EXERCISE BRIEF:
Every record should be repeated exactly, except that pictures are left out.

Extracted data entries
Begin

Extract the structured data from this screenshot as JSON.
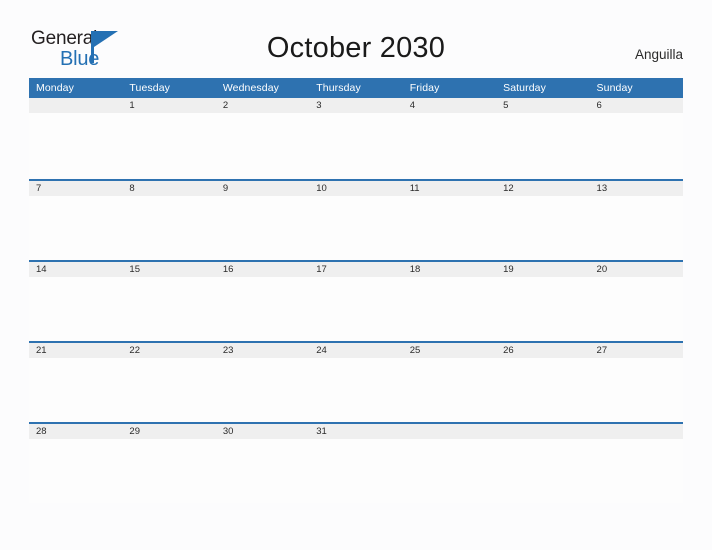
{
  "brand": {
    "name_top": "General",
    "name_bottom": "Blue",
    "top_color": "#231f20",
    "bottom_color": "#2470b3",
    "flag_color": "#2470b3"
  },
  "header": {
    "title": "October 2030",
    "region": "Anguilla"
  },
  "colors": {
    "header_blue": "#2e72b0",
    "date_strip_gray": "#efefef",
    "page_background": "#fcfcfd",
    "title_text": "#1a1a1a"
  },
  "calendar": {
    "month": "October",
    "year": "2030",
    "weekday_headers": [
      "Monday",
      "Tuesday",
      "Wednesday",
      "Thursday",
      "Friday",
      "Saturday",
      "Sunday"
    ],
    "weeks": [
      [
        "",
        "1",
        "2",
        "3",
        "4",
        "5",
        "6"
      ],
      [
        "7",
        "8",
        "9",
        "10",
        "11",
        "12",
        "13"
      ],
      [
        "14",
        "15",
        "16",
        "17",
        "18",
        "19",
        "20"
      ],
      [
        "21",
        "22",
        "23",
        "24",
        "25",
        "26",
        "27"
      ],
      [
        "28",
        "29",
        "30",
        "31",
        "",
        "",
        ""
      ]
    ]
  }
}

End

SOLUTION TO THE EXERCISE:
Extract the structured data from this screenshot as JSON.
{
  "brand": {
    "name_top": "General",
    "name_bottom": "Blue",
    "top_color": "#231f20",
    "bottom_color": "#2470b3",
    "flag_color": "#2470b3"
  },
  "header": {
    "title": "October 2030",
    "region": "Anguilla"
  },
  "colors": {
    "header_blue": "#2e72b0",
    "date_strip_gray": "#efefef",
    "page_background": "#fcfcfd",
    "title_text": "#1a1a1a"
  },
  "calendar": {
    "month": "October",
    "year": "2030",
    "weekday_headers": [
      "Monday",
      "Tuesday",
      "Wednesday",
      "Thursday",
      "Friday",
      "Saturday",
      "Sunday"
    ],
    "weeks": [
      [
        "",
        "1",
        "2",
        "3",
        "4",
        "5",
        "6"
      ],
      [
        "7",
        "8",
        "9",
        "10",
        "11",
        "12",
        "13"
      ],
      [
        "14",
        "15",
        "16",
        "17",
        "18",
        "19",
        "20"
      ],
      [
        "21",
        "22",
        "23",
        "24",
        "25",
        "26",
        "27"
      ],
      [
        "28",
        "29",
        "30",
        "31",
        "",
        "",
        ""
      ]
    ]
  }
}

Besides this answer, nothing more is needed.